__What needs to be done__
Transcribe every line of the listing below without any deviation.
===== Excerpted data
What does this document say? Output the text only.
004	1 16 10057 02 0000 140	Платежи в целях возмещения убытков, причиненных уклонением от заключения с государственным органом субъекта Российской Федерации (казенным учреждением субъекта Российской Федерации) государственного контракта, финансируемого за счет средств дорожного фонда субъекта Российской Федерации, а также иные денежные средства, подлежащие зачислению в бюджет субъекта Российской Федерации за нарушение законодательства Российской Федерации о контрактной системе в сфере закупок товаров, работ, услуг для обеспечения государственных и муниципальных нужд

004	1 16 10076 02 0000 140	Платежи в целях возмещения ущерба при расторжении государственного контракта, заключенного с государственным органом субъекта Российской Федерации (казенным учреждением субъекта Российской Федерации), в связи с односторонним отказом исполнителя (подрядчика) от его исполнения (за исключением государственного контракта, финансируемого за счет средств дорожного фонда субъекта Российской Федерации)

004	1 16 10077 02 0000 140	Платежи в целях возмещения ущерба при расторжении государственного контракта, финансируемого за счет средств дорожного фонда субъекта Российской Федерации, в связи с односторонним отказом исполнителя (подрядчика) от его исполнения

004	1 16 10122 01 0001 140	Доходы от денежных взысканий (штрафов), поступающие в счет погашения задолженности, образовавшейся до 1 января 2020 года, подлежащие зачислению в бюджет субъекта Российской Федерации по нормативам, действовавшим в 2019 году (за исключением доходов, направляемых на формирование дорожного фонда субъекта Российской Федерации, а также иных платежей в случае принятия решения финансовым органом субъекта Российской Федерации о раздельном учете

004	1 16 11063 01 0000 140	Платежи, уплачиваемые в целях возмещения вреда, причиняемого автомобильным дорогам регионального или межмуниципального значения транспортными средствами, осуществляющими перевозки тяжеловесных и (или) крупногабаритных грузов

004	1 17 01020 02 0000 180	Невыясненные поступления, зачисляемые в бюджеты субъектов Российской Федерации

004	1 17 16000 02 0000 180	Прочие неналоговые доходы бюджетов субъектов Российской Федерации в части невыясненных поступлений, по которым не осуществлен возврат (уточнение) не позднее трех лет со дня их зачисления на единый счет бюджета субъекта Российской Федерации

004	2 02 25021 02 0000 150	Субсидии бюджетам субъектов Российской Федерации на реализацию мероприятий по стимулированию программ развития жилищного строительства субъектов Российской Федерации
==========
__Final answer__
What does this document say? Output the text only.
004	1 16 10057 02 0000 140	Платежи в целях возмещения убытков, причиненных уклонением от заключения с государственным органом субъекта Российской Федерации (казенным учреждением субъекта Российской Федерации) государственного контракта, финансируемого за счет средств дорожного фонда субъекта Российской Федерации, а также иные денежные средства, подлежащие зачислению в бюджет субъекта Российской Федерации за нарушение законодательства Российской Федерации о контрактной системе в сфере закупок товаров, работ, услуг для обеспечения государственных и муниципальных нужд

004	1 16 10076 02 0000 140	Платежи в целях возмещения ущерба при расторжении государственного контракта, заключенного с государственным органом субъекта Российской Федерации (казенным учреждением субъекта Российской Федерации), в связи с односторонним отказом исполнителя (подрядчика) от его исполнения (за исключением государственного контракта, финансируемого за счет средств дорожного фонда субъекта Российской Федерации)

004	1 16 10077 02 0000 140	Платежи в целях возмещения ущерба при расторжении государственного контракта, финансируемого за счет средств дорожного фонда субъекта Российской Федерации, в связи с односторонним отказом исполнителя (подрядчика) от его исполнения

004	1 16 10122 01 0001 140	Доходы от денежных взысканий (штрафов), поступающие в счет погашения задолженности, образовавшейся до 1 января 2020 года, подлежащие зачислению в бюджет субъекта Российской Федерации по нормативам, действовавшим в 2019 году (за исключением доходов, направляемых на формирование дорожного фонда субъекта Российской Федерации, а также иных платежей в случае принятия решения финансовым органом субъекта Российской Федерации о раздельном учете

004	1 16 11063 01 0000 140	Платежи, уплачиваемые в целях возмещения вреда, причиняемого автомобильным дорогам регионального или межмуниципального значения транспортными средствами, осуществляющими перевозки тяжеловесных и (или) крупногабаритных грузов

004	1 17 01020 02 0000 180	Невыясненные поступления, зачисляемые в бюджеты субъектов Российской Федерации

004	1 17 16000 02 0000 180	Прочие неналоговые доходы бюджетов субъектов Российской Федерации в части невыясненных поступлений, по которым не осуществлен возврат (уточнение) не позднее трех лет со дня их зачисления на единый счет бюджета субъекта Российской Федерации

004	2 02 25021 02 0000 150	Субсидии бюджетам субъектов Российской Федерации на реализацию мероприятий по стимулированию программ развития жилищного строительства субъектов Российской Федерации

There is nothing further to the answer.